__Exercise objective__.
Check every line of the data below for the string "bệnh", and copy the ones that hold it.

__Dataset items__.
==================================================

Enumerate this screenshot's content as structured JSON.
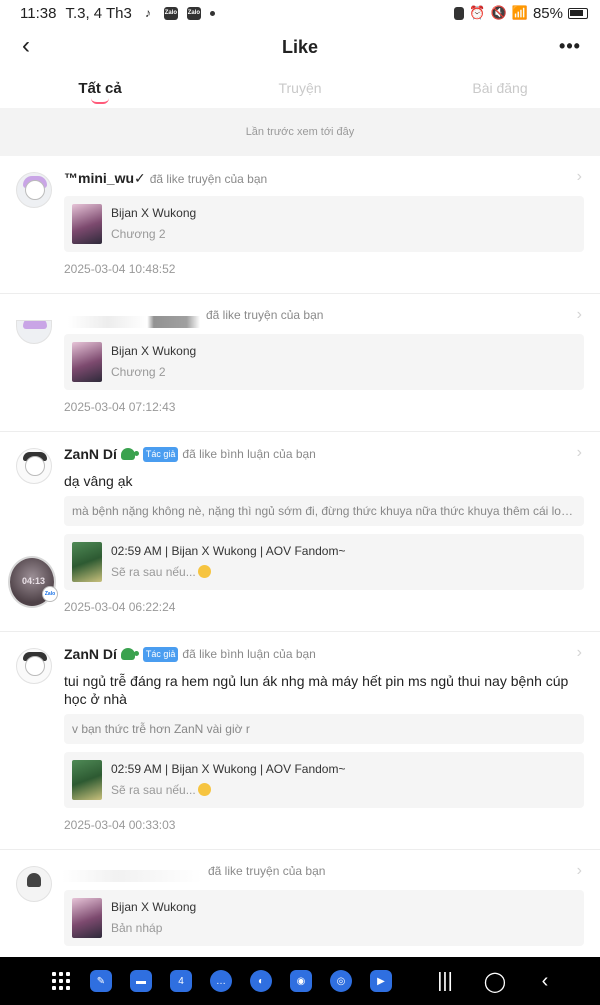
{
  "status_bar": {
    "time": "11:38",
    "date": "T.3, 4 Th3",
    "battery": "85%"
  },
  "header": {
    "title": "Like"
  },
  "tabs": [
    {
      "label": "Tất cả",
      "active": true
    },
    {
      "label": "Truyện",
      "active": false
    },
    {
      "label": "Bài đăng",
      "active": false
    }
  ],
  "notice": "Lần trước xem tới đây",
  "items": [
    {
      "username": "™mini_wu✓",
      "action": "đã like truyện của bạn",
      "card_title": "Bijan X Wukong",
      "card_sub": "Chương 2",
      "time": "2025-03-04 10:48:52"
    },
    {
      "username": "",
      "action": "đã like truyện của bạn",
      "card_title": "Bijan X Wukong",
      "card_sub": "Chương 2",
      "time": "2025-03-04 07:12:43"
    },
    {
      "username": "ZanN Dí",
      "badge": "Tác giả",
      "action": "đã like bình luận của bạn",
      "comment": "dạ vâng ạk",
      "quote": "mà bệnh nặng không nè, nặng thì ngủ sớm đi, đừng thức khuya nữa thức khuya thêm cái loét d...",
      "card_title": "02:59 AM | Bijan X Wukong | AOV Fandom~",
      "card_sub": "Sẽ ra sau nếu...",
      "time": "2025-03-04 06:22:24"
    },
    {
      "username": "ZanN Dí",
      "badge": "Tác giả",
      "action": "đã like bình luận của bạn",
      "comment": "tui ngủ trễ đáng ra hem ngủ lun ák nhg mà máy hết pin ms ngủ thui nay bệnh cúp học ở nhà",
      "quote": "v bạn thức trễ hơn ZanN vài giờ r",
      "card_title": "02:59 AM | Bijan X Wukong | AOV Fandom~",
      "card_sub": "Sẽ ra sau nếu...",
      "time": "2025-03-04 00:33:03"
    },
    {
      "username": "",
      "action": "đã like truyện của bạn",
      "card_title": "Bijan X Wukong",
      "card_sub": "Bản nháp"
    }
  ],
  "floating_bubble": {
    "label": "04:13"
  }
}
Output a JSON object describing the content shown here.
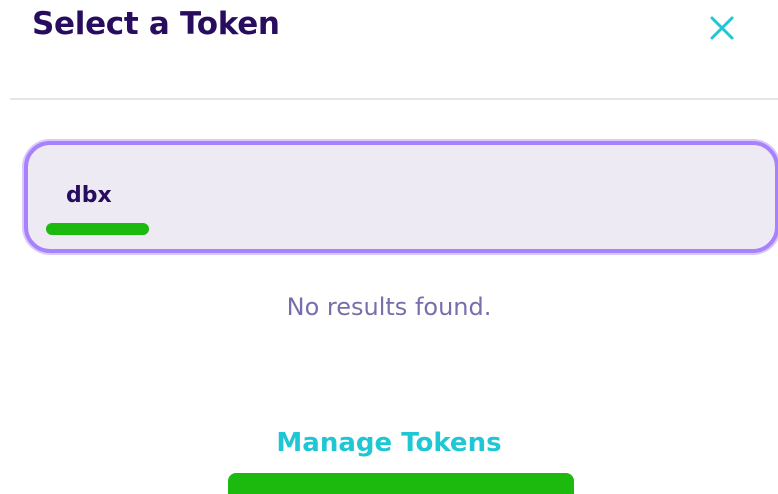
{
  "modal": {
    "title": "Select a Token",
    "close_icon": "close-icon"
  },
  "search": {
    "value": "dbx",
    "placeholder": ""
  },
  "results": {
    "empty_message": "No results found."
  },
  "footer": {
    "manage_label": "Manage Tokens"
  },
  "colors": {
    "title": "#280d5f",
    "accent": "#1fc7d4",
    "input_border": "#a881fc",
    "input_background": "#eeeaf4",
    "secondary_text": "#7a6eaa",
    "highlight": "#1cb90f"
  }
}
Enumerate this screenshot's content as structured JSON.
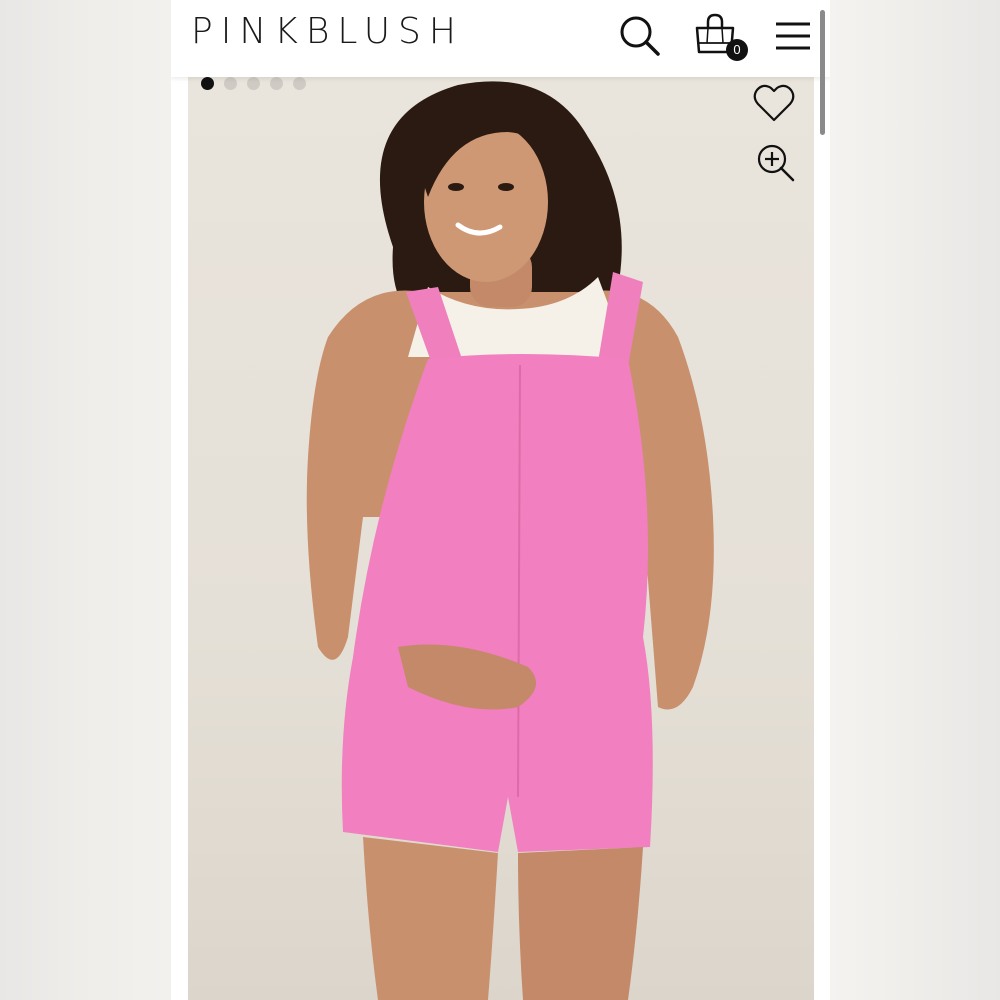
{
  "header": {
    "brand": "PINKBLUSH",
    "cart_count": "0",
    "icons": {
      "search": "search-icon",
      "bag": "shopping-bag-icon",
      "menu": "hamburger-menu-icon"
    }
  },
  "gallery": {
    "total_images": 5,
    "active_index": 0,
    "image_subject": "product-photo",
    "icons": {
      "wishlist": "heart-icon",
      "zoom": "zoom-in-icon"
    }
  },
  "colors": {
    "product_pink": "#f27fbf",
    "backdrop": "#e7e2da",
    "ink": "#111111"
  }
}
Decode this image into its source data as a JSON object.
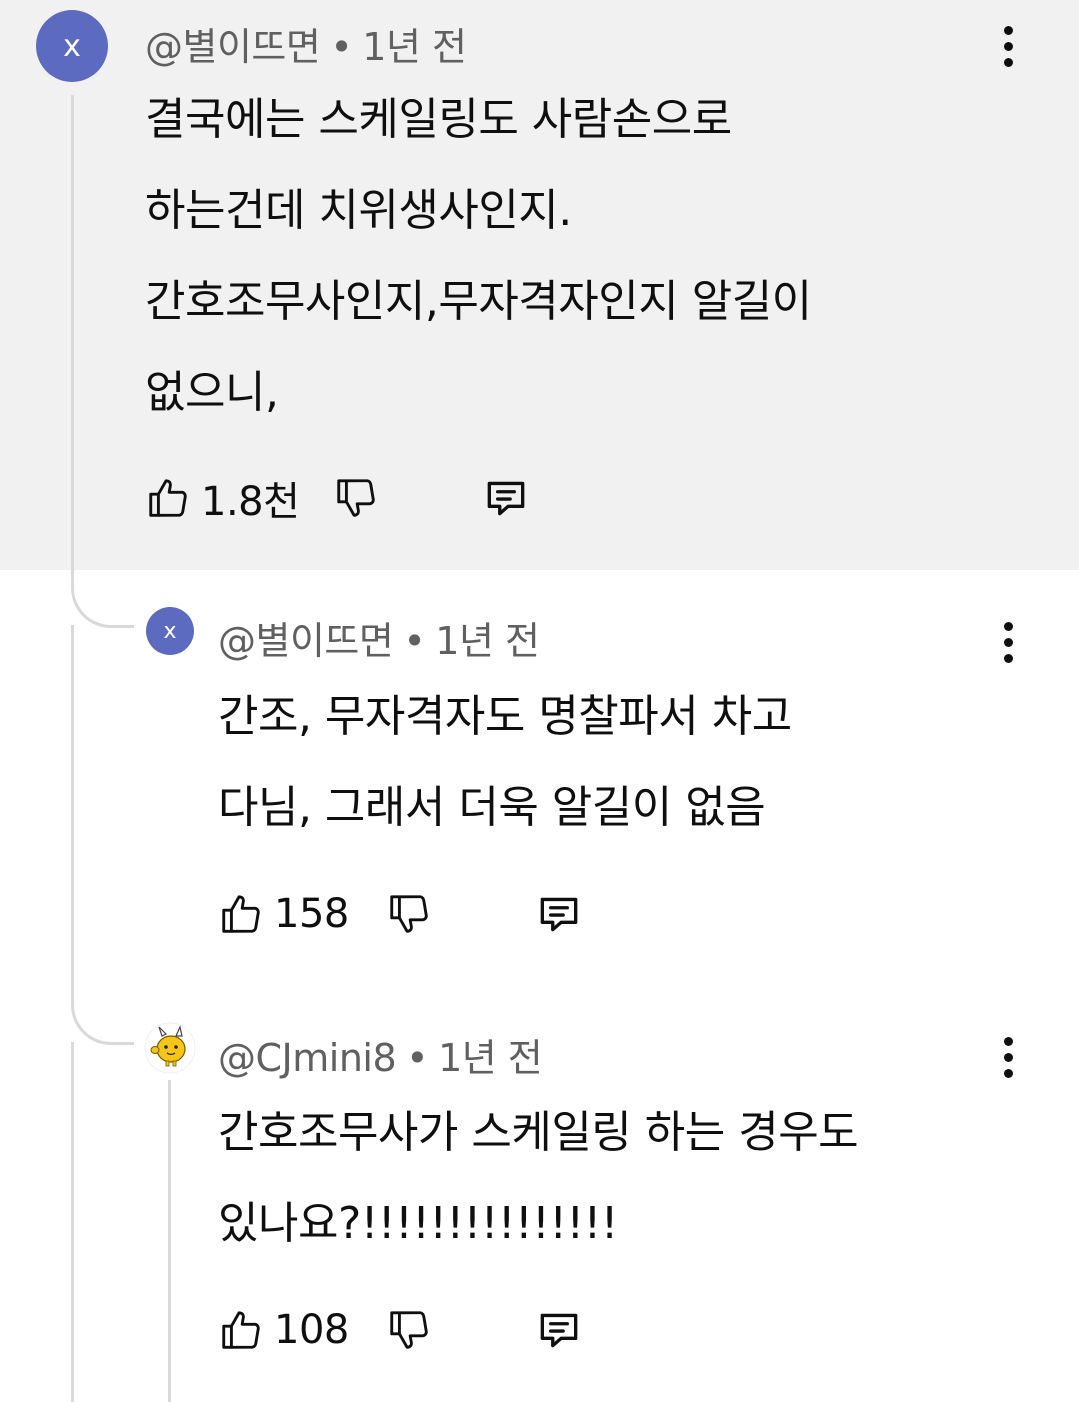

==================================================

__Reply to the exercise__.
      "quote": "mà bệnh nặng không nè, nặng thì ngủ sớm đi, đừng thức khuya nữa thức khuya thêm cái loét d...",
      "comment": "tui ngủ trễ đáng ra hem ngủ lun ák nhg mà máy hết pin ms ngủ thui nay bệnh cúp học ở nhà",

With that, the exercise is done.